RECORDS PROVIDED:
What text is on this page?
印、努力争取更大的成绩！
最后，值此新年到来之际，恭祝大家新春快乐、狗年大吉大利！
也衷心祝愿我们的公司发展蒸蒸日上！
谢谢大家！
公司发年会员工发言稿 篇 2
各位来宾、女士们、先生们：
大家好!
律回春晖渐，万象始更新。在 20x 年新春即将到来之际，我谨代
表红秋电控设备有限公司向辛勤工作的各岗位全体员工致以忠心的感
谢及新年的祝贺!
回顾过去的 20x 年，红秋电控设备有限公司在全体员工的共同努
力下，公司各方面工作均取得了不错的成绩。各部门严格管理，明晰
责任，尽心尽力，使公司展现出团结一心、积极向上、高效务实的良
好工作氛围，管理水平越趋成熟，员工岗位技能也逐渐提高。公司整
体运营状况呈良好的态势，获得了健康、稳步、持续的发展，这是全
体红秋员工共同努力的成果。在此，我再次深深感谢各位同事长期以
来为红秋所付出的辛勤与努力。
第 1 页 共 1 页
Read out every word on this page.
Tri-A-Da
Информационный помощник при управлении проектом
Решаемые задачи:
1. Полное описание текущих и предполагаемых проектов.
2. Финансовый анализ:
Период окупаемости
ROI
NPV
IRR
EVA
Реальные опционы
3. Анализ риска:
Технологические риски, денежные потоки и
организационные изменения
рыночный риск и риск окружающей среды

WHAT IS BEING ASKED:
Without omitting anything, output the entries exactly.

ANSWER TO THE PROBLEM:
What text is on this page?
印、努力争取更大的成绩！
最后，值此新年到来之际，恭祝大家新春快乐、狗年大吉大利！
也衷心祝愿我们的公司发展蒸蒸日上！
谢谢大家！
公司发年会员工发言稿 篇 2
各位来宾、女士们、先生们：
大家好!
律回春晖渐，万象始更新。在 20x 年新春即将到来之际，我谨代
表红秋电控设备有限公司向辛勤工作的各岗位全体员工致以忠心的感
谢及新年的祝贺!
回顾过去的 20x 年，红秋电控设备有限公司在全体员工的共同努
力下，公司各方面工作均取得了不错的成绩。各部门严格管理，明晰
责任，尽心尽力，使公司展现出团结一心、积极向上、高效务实的良
好工作氛围，管理水平越趋成熟，员工岗位技能也逐渐提高。公司整
体运营状况呈良好的态势，获得了健康、稳步、持续的发展，这是全
体红秋员工共同努力的成果。在此，我再次深深感谢各位同事长期以
来为红秋所付出的辛勤与努力。
第 1 页 共 1 页
Read out every word on this page.
Tri-A-Da
Информационный помощник при управлении проектом
Решаемые задачи:
1. Полное описание текущих и предполагаемых проектов.
2. Финансовый анализ:
Период окупаемости
ROI
NPV
IRR
EVA
Реальные опционы
3. Анализ риска:
Технологические риски, денежные потоки и
организационные изменения
рыночный риск и риск окружающей среды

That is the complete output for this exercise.